Dataset entries for page text —
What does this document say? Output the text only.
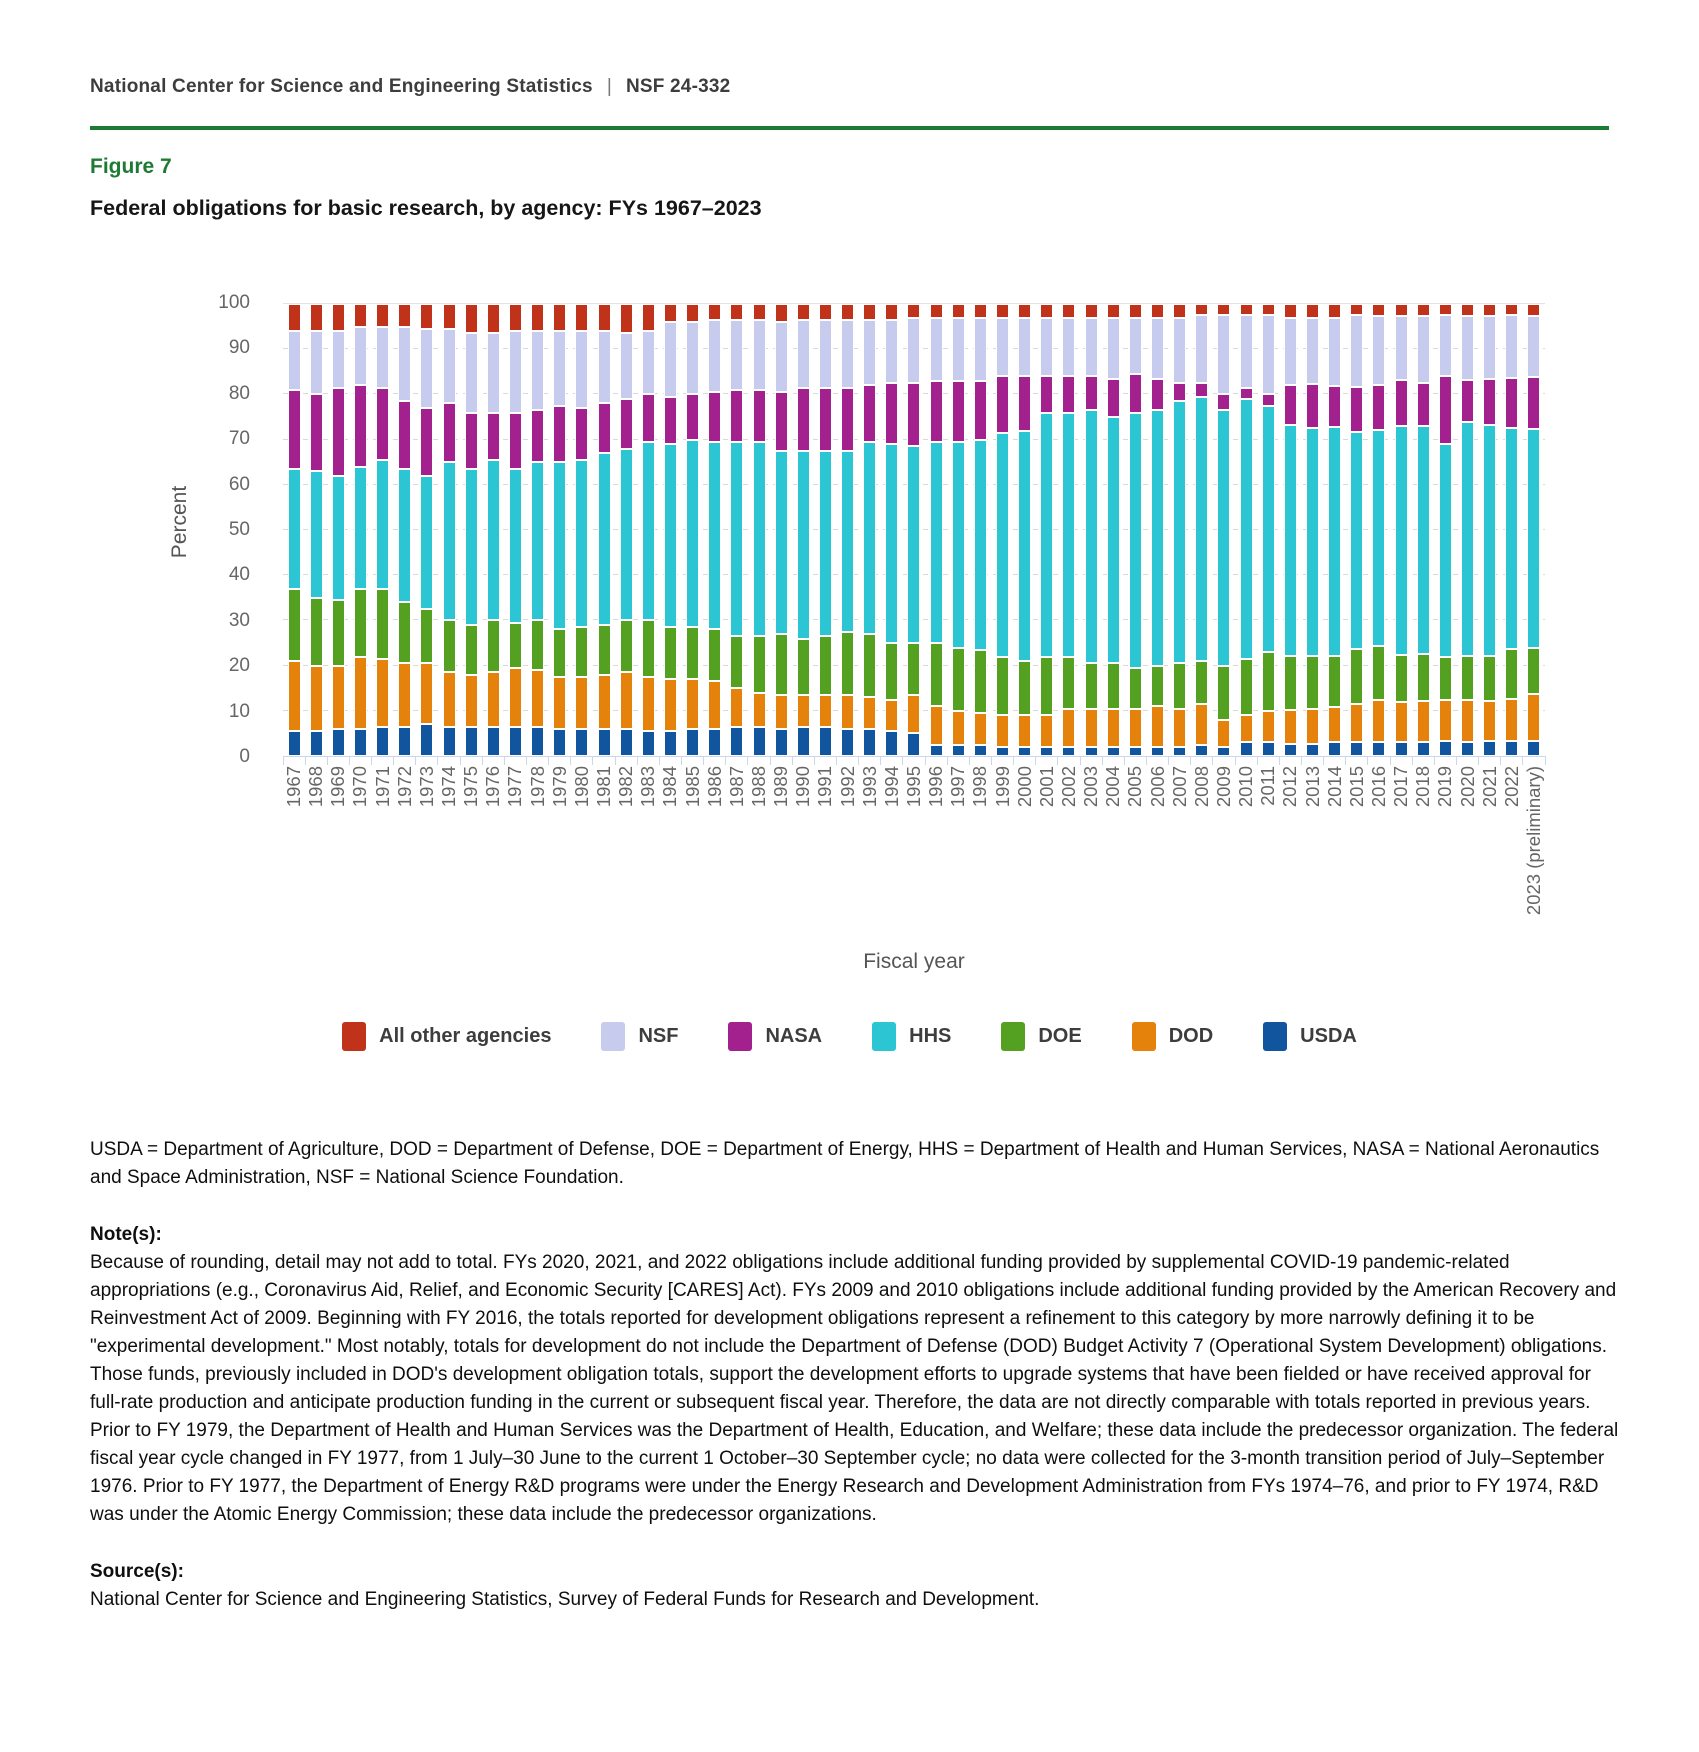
National Center for Science and Engineering Statistics | NSF 24-332
Figure 7
Federal obligations for basic research, by agency: FYs 1967–2023
Percent
0
10
20
30
40
50
60
70
80
90
100
1967 1968 1969 1970 1971 1972 1973 1974 1975 1976 1977 1978 1979 1980 1981 1982 1983 1984 1985 1986 1987 1988 1989 1990 1991 1992 1993 1994 1995 1996 1997 1998 1999 2000 2001 2002 2003 2004 2005 2006 2007 2008 2009 2010 2011 2012 2013 2014 2015 2016 2017 2018 2019 2020 2021 2022 2023 (preliminary)
Fiscal year
All other agencies	NSF	NASA	HHS	DOE	DOD	USDA
USDA = Department of Agriculture, DOD = Department of Defense, DOE = Department of Energy, HHS = Department of Health and Human Services, NASA = National Aeronautics and Space Administration, NSF = National Science Foundation.
Note(s):
Because of rounding, detail may not add to total. FYs 2020, 2021, and 2022 obligations include additional funding provided by supplemental COVID-19 pandemic-related appropriations (e.g., Coronavirus Aid, Relief, and Economic Security [CARES] Act). FYs 2009 and 2010 obligations include additional funding provided by the American Recovery and Reinvestment Act of 2009. Beginning with FY 2016, the totals reported for development obligations represent a refinement to this category by more narrowly defining it to be "experimental development." Most notably, totals for development do not include the Department of Defense (DOD) Budget Activity 7 (Operational System Development) obligations. Those funds, previously included in DOD's development obligation totals, support the development efforts to upgrade systems that have been fielded or have received approval for full-rate production and anticipate production funding in the current or subsequent fiscal year. Therefore, the data are not directly comparable with totals reported in previous years. Prior to FY 1979, the Department of Health and Human Services was the Department of Health, Education, and Welfare; these data include the predecessor organization. The federal fiscal year cycle changed in FY 1977, from 1 July–30 June to the current 1 October–30 September cycle; no data were collected for the 3-month transition period of July–September 1976. Prior to FY 1977, the Department of Energy R&D programs were under the Energy Research and Development Administration from FYs 1974–76, and prior to FY 1974, R&D was under the Atomic Energy Commission; these data include the predecessor organizations.
Source(s):
National Center for Science and Engineering Statistics, Survey of Federal Funds for Research and Development.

Your task — Repeat the records above verbatim, with no pictures in the result.

Result —
What does this document say? Output the text only.
National Center for Science and Engineering Statistics | NSF 24-332
Figure 7
Federal obligations for basic research, by agency: FYs 1967–2023
Percent
0
10
20
30
40
50
60
70
80
90
100
1967 1968 1969 1970 1971 1972 1973 1974 1975 1976 1977 1978 1979 1980 1981 1982 1983 1984 1985 1986 1987 1988 1989 1990 1991 1992 1993 1994 1995 1996 1997 1998 1999 2000 2001 2002 2003 2004 2005 2006 2007 2008 2009 2010 2011 2012 2013 2014 2015 2016 2017 2018 2019 2020 2021 2022 2023 (preliminary)
Fiscal year
All other agencies	NSF	NASA	HHS	DOE	DOD	USDA
USDA = Department of Agriculture, DOD = Department of Defense, DOE = Department of Energy, HHS = Department of Health and Human Services, NASA = National Aeronautics and Space Administration, NSF = National Science Foundation.
Note(s):
Because of rounding, detail may not add to total. FYs 2020, 2021, and 2022 obligations include additional funding provided by supplemental COVID-19 pandemic-related appropriations (e.g., Coronavirus Aid, Relief, and Economic Security [CARES] Act). FYs 2009 and 2010 obligations include additional funding provided by the American Recovery and Reinvestment Act of 2009. Beginning with FY 2016, the totals reported for development obligations represent a refinement to this category by more narrowly defining it to be "experimental development." Most notably, totals for development do not include the Department of Defense (DOD) Budget Activity 7 (Operational System Development) obligations. Those funds, previously included in DOD's development obligation totals, support the development efforts to upgrade systems that have been fielded or have received approval for full-rate production and anticipate production funding in the current or subsequent fiscal year. Therefore, the data are not directly comparable with totals reported in previous years. Prior to FY 1979, the Department of Health and Human Services was the Department of Health, Education, and Welfare; these data include the predecessor organization. The federal fiscal year cycle changed in FY 1977, from 1 July–30 June to the current 1 October–30 September cycle; no data were collected for the 3-month transition period of July–September 1976. Prior to FY 1977, the Department of Energy R&D programs were under the Energy Research and Development Administration from FYs 1974–76, and prior to FY 1974, R&D was under the Atomic Energy Commission; these data include the predecessor organizations.
Source(s):
National Center for Science and Engineering Statistics, Survey of Federal Funds for Research and Development.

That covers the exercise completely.